Written exercise ▸ Exactly reproduce the lines from the one holding "Serialize everything readable" through the final line of the listing below, with both ends included and nothing else.

[Figure dataset records]
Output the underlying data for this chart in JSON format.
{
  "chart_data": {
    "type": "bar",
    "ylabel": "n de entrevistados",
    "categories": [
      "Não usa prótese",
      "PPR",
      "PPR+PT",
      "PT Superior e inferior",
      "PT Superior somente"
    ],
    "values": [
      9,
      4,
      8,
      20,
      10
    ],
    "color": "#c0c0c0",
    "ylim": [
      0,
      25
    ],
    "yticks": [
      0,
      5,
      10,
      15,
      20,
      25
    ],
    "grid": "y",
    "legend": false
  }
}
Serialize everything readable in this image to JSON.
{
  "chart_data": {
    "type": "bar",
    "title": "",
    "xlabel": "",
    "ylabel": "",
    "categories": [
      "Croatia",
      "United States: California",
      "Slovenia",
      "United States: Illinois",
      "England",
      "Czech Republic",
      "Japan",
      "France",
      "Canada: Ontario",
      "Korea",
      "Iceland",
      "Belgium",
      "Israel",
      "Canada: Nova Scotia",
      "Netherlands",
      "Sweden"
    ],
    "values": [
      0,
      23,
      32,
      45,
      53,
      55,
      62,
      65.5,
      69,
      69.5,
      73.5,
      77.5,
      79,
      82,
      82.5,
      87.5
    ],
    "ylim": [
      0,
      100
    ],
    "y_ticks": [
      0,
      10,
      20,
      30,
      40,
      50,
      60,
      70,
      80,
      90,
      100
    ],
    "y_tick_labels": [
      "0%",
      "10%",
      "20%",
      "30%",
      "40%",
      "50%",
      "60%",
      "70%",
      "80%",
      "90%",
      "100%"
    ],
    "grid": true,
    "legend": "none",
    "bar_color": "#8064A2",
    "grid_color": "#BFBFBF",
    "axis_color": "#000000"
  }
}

Reply ▸
Serialize everything readable in this image to JSON.
{
  "chart_data": {
    "type": "bar",
    "title": "",
    "xlabel": "",
    "ylabel": "",
    "categories": [
      "Croatia",
      "United States: California",
      "Slovenia",
      "United States: Illinois",
      "England",
      "Czech Republic",
      "Japan",
      "France",
      "Canada: Ontario",
      "Korea",
      "Iceland",
      "Belgium",
      "Israel",
      "Canada: Nova Scotia",
      "Netherlands",
      "Sweden"
    ],
    "values": [
      0,
      23,
      32,
      45,
      53,
      55,
      62,
      65.5,
      69,
      69.5,
      73.5,
      77.5,
      79,
      82,
      82.5,
      87.5
    ],
    "ylim": [
      0,
      100
    ],
    "y_ticks": [
      0,
      10,
      20,
      30,
      40,
      50,
      60,
      70,
      80,
      90,
      100
    ],
    "y_tick_labels": [
      "0%",
      "10%",
      "20%",
      "30%",
      "40%",
      "50%",
      "60%",
      "70%",
      "80%",
      "90%",
      "100%"
    ],
    "grid": true,
    "legend": "none",
    "bar_color": "#8064A2",
    "grid_color": "#BFBFBF",
    "axis_color": "#000000"
  }
}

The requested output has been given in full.